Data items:
# # # # #
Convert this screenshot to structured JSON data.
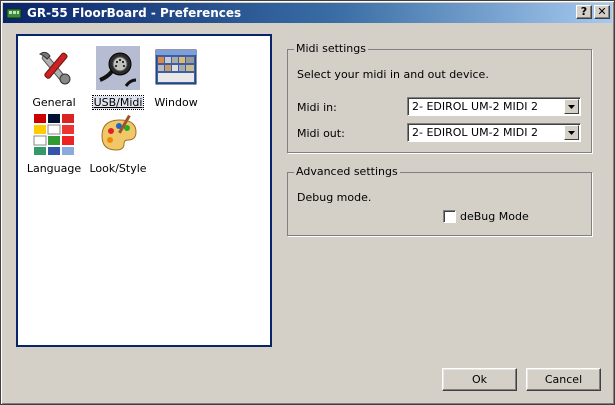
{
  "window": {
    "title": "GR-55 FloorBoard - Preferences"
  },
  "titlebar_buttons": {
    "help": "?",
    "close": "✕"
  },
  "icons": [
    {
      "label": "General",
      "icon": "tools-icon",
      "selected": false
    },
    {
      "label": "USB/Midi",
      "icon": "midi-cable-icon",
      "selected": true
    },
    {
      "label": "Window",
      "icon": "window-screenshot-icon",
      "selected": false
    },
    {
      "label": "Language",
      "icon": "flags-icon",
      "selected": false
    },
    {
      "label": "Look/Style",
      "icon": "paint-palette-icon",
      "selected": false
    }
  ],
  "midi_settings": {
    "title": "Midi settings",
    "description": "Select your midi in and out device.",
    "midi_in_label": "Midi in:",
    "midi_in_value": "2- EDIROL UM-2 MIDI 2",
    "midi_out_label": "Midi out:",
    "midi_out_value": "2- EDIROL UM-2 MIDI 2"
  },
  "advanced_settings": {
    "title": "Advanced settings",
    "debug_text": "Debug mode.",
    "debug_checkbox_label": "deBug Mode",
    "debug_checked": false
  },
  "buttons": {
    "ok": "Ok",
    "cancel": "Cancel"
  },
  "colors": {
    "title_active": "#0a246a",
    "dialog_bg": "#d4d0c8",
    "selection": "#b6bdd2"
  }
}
# # # # #
> **INSTRUCTIONS FOR THE TASK**: Print the full listing exactly, dropping the pictures.

> **TASK RESPONSE**:
Convert this screenshot to structured JSON data.
{
  "window": {
    "title": "GR-55 FloorBoard - Preferences"
  },
  "titlebar_buttons": {
    "help": "?",
    "close": "✕"
  },
  "icons": [
    {
      "label": "General",
      "icon": "tools-icon",
      "selected": false
    },
    {
      "label": "USB/Midi",
      "icon": "midi-cable-icon",
      "selected": true
    },
    {
      "label": "Window",
      "icon": "window-screenshot-icon",
      "selected": false
    },
    {
      "label": "Language",
      "icon": "flags-icon",
      "selected": false
    },
    {
      "label": "Look/Style",
      "icon": "paint-palette-icon",
      "selected": false
    }
  ],
  "midi_settings": {
    "title": "Midi settings",
    "description": "Select your midi in and out device.",
    "midi_in_label": "Midi in:",
    "midi_in_value": "2- EDIROL UM-2 MIDI 2",
    "midi_out_label": "Midi out:",
    "midi_out_value": "2- EDIROL UM-2 MIDI 2"
  },
  "advanced_settings": {
    "title": "Advanced settings",
    "debug_text": "Debug mode.",
    "debug_checkbox_label": "deBug Mode",
    "debug_checked": false
  },
  "buttons": {
    "ok": "Ok",
    "cancel": "Cancel"
  },
  "colors": {
    "title_active": "#0a246a",
    "dialog_bg": "#d4d0c8",
    "selection": "#b6bdd2"
  }
}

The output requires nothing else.